__Task__:
Extract each line holding the word "Бюджетные" from the entries.

# START OF Information shown

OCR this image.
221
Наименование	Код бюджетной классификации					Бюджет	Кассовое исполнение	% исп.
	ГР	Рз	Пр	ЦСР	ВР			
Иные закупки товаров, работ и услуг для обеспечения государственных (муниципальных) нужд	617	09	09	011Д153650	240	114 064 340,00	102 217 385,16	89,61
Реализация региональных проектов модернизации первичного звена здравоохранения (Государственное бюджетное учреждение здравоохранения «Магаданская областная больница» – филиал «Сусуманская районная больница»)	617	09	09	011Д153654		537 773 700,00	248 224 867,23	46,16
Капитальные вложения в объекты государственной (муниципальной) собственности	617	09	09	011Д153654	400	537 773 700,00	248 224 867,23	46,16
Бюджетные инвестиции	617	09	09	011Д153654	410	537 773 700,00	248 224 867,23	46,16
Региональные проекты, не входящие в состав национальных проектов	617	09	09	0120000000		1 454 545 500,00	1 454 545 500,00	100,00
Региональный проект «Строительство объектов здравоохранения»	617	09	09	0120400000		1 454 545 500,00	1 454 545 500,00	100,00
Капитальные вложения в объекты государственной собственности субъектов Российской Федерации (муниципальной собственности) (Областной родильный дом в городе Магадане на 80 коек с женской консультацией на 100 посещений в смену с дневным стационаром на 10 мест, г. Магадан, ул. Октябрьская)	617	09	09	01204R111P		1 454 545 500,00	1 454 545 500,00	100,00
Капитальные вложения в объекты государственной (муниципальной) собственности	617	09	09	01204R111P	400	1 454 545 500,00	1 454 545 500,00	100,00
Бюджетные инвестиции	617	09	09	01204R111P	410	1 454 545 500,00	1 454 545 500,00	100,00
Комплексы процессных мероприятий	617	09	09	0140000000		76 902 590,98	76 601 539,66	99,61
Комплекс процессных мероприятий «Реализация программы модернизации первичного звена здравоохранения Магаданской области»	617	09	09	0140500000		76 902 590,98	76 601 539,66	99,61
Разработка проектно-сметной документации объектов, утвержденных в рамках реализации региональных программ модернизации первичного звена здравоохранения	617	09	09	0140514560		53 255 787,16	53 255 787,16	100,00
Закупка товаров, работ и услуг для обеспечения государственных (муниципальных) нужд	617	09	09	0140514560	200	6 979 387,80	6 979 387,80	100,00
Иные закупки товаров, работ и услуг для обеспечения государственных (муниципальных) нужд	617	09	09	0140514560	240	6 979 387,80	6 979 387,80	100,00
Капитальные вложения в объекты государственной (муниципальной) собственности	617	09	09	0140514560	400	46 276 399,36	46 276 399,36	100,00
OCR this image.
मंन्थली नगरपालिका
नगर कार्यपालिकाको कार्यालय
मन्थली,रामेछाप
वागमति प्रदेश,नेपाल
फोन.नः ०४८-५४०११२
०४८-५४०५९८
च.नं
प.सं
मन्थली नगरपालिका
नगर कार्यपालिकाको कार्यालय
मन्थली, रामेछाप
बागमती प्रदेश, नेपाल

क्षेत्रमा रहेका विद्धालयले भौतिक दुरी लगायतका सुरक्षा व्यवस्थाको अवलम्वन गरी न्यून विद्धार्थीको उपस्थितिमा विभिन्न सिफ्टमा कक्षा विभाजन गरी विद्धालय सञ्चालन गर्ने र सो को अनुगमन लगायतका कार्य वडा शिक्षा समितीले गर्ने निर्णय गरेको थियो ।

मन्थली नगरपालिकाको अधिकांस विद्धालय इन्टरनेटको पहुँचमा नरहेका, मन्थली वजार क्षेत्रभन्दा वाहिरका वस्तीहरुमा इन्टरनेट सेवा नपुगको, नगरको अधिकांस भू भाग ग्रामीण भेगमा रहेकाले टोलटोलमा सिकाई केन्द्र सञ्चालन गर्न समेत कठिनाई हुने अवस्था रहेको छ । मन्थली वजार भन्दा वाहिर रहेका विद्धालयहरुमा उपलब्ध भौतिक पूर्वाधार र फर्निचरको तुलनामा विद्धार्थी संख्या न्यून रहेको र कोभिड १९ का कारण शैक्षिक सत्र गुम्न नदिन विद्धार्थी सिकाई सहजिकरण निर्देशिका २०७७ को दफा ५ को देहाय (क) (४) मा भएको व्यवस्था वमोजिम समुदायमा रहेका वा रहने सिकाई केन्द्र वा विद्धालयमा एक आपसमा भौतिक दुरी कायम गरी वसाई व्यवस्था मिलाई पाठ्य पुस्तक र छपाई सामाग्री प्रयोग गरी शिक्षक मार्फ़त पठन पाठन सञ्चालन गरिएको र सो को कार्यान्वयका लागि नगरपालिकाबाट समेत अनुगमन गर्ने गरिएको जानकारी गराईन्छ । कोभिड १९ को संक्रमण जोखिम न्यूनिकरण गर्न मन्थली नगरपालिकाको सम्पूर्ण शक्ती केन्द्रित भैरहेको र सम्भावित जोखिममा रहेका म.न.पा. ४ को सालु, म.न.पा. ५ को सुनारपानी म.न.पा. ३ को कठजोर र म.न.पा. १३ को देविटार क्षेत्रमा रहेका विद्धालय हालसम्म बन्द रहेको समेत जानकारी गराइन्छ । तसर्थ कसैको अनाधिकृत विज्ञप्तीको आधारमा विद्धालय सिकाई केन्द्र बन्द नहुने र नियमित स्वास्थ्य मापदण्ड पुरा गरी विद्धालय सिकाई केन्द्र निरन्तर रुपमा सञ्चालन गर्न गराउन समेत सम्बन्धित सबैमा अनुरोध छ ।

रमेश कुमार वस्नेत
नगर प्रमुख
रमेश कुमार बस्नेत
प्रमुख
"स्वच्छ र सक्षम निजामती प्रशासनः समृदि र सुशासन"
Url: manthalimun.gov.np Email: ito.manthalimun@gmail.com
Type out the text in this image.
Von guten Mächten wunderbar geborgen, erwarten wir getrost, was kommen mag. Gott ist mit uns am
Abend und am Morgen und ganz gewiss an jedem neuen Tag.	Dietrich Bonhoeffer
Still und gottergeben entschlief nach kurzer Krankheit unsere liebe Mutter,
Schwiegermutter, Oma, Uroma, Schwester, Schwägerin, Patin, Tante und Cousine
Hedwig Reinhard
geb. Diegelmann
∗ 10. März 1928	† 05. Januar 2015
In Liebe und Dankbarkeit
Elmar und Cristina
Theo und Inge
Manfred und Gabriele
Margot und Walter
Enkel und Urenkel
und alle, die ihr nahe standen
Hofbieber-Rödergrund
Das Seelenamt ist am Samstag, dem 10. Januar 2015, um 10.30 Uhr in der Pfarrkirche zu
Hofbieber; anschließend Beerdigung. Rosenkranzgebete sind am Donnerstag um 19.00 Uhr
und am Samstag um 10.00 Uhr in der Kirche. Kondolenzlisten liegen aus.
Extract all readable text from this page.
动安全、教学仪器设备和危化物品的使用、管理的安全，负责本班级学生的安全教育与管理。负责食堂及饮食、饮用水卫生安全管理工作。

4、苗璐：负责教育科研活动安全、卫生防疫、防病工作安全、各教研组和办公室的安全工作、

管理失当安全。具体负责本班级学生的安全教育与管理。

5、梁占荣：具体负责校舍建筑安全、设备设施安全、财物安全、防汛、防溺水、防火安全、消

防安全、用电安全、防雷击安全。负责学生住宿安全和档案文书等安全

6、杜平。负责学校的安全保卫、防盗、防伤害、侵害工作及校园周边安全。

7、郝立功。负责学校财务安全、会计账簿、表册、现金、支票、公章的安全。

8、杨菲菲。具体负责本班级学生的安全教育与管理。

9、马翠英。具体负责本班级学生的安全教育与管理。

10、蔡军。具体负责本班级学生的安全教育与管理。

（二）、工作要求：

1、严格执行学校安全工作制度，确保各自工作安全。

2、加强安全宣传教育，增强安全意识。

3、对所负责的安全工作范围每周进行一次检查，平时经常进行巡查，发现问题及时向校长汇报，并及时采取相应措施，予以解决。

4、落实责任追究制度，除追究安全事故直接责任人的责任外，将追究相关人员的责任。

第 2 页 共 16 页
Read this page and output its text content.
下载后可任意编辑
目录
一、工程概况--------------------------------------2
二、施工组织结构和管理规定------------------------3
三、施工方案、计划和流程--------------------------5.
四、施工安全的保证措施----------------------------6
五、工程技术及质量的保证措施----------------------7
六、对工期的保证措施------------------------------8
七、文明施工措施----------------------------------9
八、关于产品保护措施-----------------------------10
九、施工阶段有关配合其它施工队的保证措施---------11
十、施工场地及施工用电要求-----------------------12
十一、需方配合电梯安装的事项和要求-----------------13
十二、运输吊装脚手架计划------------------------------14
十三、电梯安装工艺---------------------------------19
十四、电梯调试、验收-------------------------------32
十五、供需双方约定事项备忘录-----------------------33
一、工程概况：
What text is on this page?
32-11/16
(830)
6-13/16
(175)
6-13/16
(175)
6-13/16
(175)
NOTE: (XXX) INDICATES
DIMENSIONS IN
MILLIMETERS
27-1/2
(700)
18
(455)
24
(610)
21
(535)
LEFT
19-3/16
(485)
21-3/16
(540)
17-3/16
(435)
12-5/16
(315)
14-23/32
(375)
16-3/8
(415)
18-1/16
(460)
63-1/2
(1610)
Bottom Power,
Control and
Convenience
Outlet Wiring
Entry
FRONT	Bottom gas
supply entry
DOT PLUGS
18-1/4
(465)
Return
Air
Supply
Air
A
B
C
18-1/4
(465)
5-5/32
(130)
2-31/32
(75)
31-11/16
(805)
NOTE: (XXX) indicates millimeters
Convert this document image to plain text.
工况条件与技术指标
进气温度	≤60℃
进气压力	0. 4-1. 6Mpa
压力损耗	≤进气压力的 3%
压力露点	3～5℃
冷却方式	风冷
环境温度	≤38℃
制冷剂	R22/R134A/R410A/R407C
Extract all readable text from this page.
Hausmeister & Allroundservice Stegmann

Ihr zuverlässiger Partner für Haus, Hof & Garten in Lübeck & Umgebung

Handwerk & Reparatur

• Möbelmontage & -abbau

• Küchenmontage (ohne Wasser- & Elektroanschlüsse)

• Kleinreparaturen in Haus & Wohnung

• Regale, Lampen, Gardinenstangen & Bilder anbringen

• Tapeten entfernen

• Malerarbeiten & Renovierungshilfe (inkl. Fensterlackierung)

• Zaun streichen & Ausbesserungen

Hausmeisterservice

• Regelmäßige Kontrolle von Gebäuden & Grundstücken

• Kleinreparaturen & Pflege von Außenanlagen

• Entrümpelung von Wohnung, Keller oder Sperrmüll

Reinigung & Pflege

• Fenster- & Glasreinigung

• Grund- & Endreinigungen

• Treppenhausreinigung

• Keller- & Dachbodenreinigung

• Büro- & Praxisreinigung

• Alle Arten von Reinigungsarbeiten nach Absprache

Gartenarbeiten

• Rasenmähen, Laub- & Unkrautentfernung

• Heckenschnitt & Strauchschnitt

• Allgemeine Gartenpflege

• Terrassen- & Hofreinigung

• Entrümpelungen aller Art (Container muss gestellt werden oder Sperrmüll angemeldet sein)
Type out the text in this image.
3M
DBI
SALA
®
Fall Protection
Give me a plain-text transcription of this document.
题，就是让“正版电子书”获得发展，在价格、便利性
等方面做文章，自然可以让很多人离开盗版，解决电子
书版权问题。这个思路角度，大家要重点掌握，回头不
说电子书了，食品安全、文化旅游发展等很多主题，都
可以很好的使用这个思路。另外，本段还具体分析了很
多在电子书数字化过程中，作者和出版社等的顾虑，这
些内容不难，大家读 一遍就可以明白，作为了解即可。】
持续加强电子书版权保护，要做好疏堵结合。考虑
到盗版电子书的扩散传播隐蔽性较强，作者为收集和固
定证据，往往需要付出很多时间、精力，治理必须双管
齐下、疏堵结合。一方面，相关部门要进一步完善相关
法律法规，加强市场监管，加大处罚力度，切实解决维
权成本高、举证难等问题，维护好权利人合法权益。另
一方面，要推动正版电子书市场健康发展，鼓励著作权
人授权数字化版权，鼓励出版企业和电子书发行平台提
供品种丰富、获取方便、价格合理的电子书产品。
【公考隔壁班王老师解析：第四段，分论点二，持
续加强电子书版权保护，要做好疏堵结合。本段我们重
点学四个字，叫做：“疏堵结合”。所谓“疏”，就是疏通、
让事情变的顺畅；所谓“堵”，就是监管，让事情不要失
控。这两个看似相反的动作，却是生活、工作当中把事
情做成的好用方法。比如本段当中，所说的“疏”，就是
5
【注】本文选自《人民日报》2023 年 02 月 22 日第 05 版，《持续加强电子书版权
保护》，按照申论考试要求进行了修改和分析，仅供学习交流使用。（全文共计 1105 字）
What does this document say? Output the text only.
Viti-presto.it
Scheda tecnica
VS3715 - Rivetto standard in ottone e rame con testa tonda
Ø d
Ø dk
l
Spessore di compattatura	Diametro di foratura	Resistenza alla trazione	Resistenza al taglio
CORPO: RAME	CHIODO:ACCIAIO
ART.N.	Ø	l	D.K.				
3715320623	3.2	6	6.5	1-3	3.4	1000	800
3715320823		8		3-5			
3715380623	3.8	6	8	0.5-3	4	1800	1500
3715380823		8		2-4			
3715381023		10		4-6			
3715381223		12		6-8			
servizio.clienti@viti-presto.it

# END OF Information shown

__Result of the exercise__:
Бюджетные инвестиции	617	09	09	011Д153654	410	537 773 700,00	248 224 867,23	46,16
Бюджетные инвестиции	617	09	09	01204R111P	410	1 454 545 500,00	1 454 545 500,00	100,00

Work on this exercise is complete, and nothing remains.